= What the exercise asks =
Reproduce the lines of the material exactly, excluding every image.
#### Data listing ####
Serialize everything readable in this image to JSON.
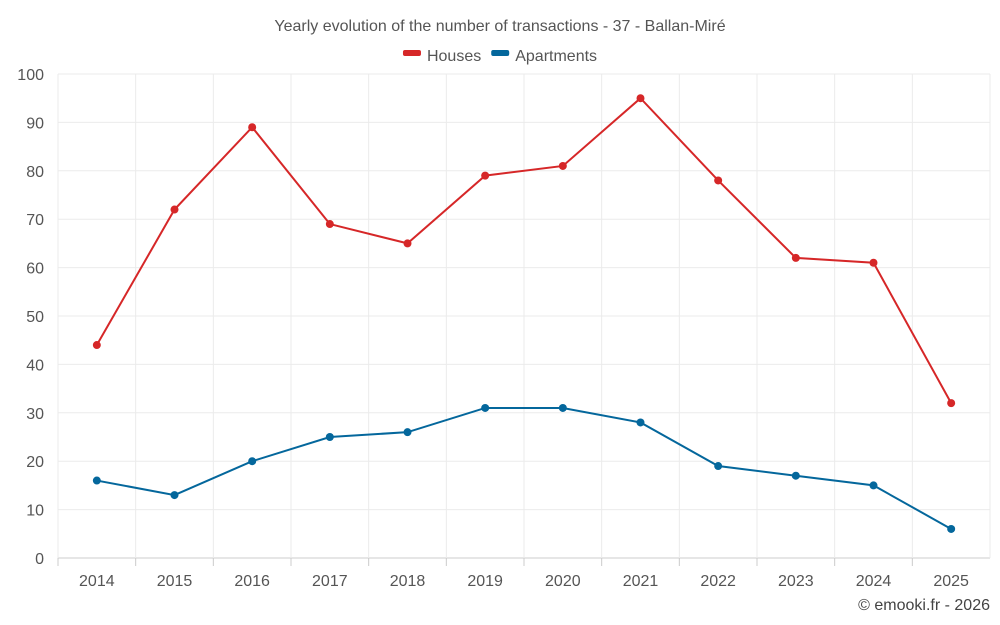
{
  "chart_data": {
    "type": "line",
    "title": "Yearly evolution of the number of transactions - 37 - Ballan-Miré",
    "xlabel": "",
    "ylabel": "",
    "categories": [
      "2014",
      "2015",
      "2016",
      "2017",
      "2018",
      "2019",
      "2020",
      "2021",
      "2022",
      "2023",
      "2024",
      "2025"
    ],
    "ylim": [
      0,
      100
    ],
    "yticks": [
      0,
      10,
      20,
      30,
      40,
      50,
      60,
      70,
      80,
      90,
      100
    ],
    "grid": true,
    "legend_position": "top-center",
    "series": [
      {
        "name": "Houses",
        "color": "#d62728",
        "values": [
          44,
          72,
          89,
          69,
          65,
          79,
          81,
          95,
          78,
          62,
          61,
          32
        ]
      },
      {
        "name": "Apartments",
        "color": "#04679c",
        "values": [
          16,
          13,
          20,
          25,
          26,
          31,
          31,
          28,
          19,
          17,
          15,
          6
        ]
      }
    ],
    "credit": "© emooki.fr - 2026"
  }
}
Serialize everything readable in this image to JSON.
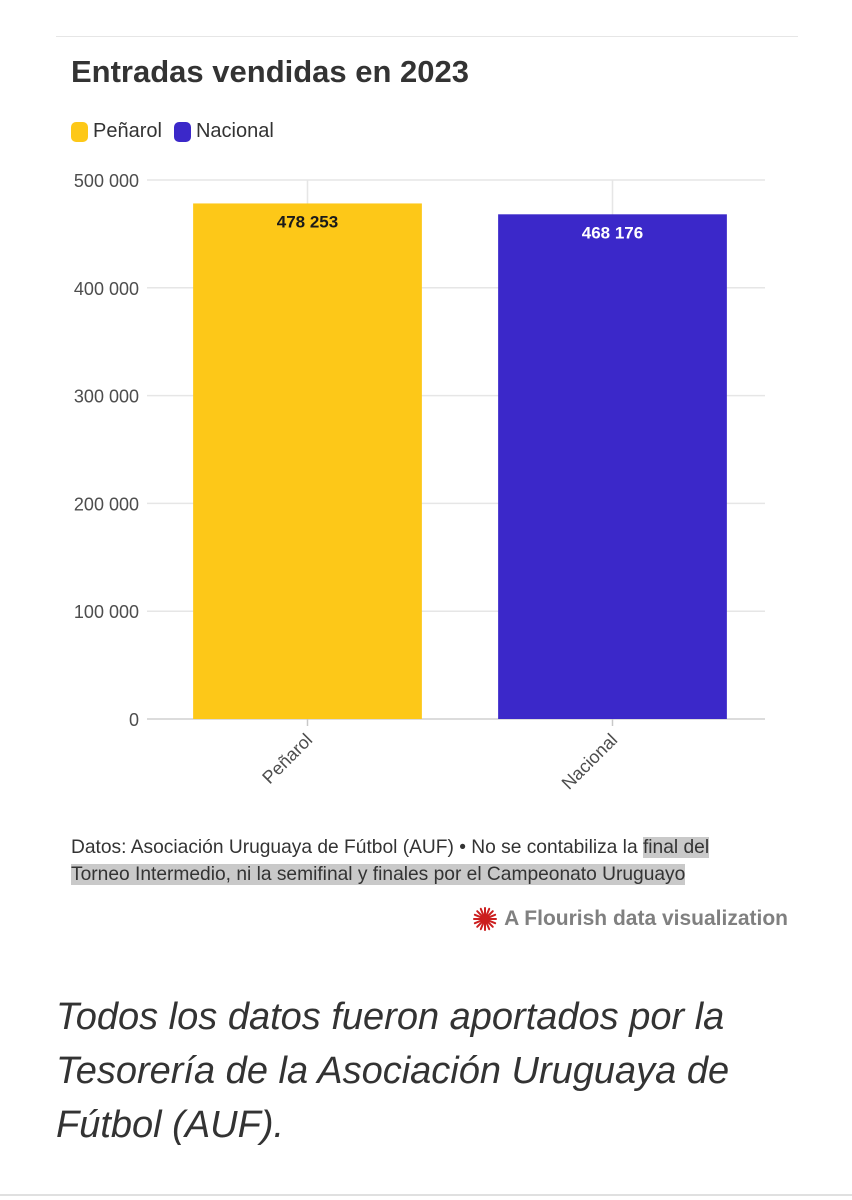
####
= The response =
Serialize everything readable in this image to JSON.
{
  "chart_data": {
    "type": "line",
    "title": "Yearly evolution of the number of transactions - 37 - Ballan-Miré",
    "xlabel": "",
    "ylabel": "",
    "categories": [
      "2014",
      "2015",
      "2016",
      "2017",
      "2018",
      "2019",
      "2020",
      "2021",
      "2022",
      "2023",
      "2024",
      "2025"
    ],
    "ylim": [
      0,
      100
    ],
    "yticks": [
      0,
      10,
      20,
      30,
      40,
      50,
      60,
      70,
      80,
      90,
      100
    ],
    "grid": true,
    "legend_position": "top-center",
    "series": [
      {
        "name": "Houses",
        "color": "#d62728",
        "values": [
          44,
          72,
          89,
          69,
          65,
          79,
          81,
          95,
          78,
          62,
          61,
          32
        ]
      },
      {
        "name": "Apartments",
        "color": "#04679c",
        "values": [
          16,
          13,
          20,
          25,
          26,
          31,
          31,
          28,
          19,
          17,
          15,
          6
        ]
      }
    ],
    "credit": "© emooki.fr - 2026"
  }
}
Serialize everything readable in this image to JSON.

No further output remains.